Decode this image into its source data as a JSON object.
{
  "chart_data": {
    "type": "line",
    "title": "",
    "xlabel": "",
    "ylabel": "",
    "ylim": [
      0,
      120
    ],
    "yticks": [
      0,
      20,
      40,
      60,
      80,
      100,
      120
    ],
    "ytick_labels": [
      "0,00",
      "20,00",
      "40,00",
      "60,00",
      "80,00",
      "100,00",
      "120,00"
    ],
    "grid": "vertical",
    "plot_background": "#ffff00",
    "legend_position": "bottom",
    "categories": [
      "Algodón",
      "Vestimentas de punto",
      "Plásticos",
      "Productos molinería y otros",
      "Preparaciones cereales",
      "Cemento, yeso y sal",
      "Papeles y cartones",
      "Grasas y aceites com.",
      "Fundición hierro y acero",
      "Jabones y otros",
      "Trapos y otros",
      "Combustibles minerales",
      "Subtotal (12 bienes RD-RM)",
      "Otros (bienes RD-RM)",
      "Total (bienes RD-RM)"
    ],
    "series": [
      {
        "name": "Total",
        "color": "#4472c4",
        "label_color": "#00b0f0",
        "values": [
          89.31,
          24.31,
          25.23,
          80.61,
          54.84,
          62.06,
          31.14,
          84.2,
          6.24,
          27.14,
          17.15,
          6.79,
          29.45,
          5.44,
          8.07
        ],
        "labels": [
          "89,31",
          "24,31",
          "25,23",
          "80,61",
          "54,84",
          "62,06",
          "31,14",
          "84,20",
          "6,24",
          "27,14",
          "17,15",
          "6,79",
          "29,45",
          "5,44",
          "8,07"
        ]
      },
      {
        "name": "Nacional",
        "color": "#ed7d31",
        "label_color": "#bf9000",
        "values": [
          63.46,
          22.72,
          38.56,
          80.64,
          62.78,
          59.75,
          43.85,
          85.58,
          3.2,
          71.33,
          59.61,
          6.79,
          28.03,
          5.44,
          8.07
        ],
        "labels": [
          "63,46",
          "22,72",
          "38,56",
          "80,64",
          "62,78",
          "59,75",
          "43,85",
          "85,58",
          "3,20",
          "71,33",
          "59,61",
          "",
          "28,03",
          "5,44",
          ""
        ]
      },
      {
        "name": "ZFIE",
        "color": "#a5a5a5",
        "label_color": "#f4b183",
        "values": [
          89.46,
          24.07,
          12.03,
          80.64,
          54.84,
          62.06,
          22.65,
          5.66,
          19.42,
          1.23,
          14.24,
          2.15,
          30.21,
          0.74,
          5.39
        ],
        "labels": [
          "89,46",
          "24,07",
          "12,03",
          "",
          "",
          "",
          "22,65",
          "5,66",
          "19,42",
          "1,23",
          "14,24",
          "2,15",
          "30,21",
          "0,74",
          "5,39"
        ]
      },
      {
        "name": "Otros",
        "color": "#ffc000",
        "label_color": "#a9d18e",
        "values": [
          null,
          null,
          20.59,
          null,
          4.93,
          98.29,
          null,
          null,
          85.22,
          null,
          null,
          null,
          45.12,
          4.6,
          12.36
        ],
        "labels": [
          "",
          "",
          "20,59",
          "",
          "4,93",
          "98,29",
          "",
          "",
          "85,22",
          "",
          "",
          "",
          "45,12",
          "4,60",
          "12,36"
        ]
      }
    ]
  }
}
◇ ◇ ◇
**Work to complete:**
Copy each line in the data that holds the word "bienes".

**Answer to this task:**
      "Subtotal (12 bienes RD-RM)",
      "Otros (bienes RD-RM)",
      "Total (bienes RD-RM)"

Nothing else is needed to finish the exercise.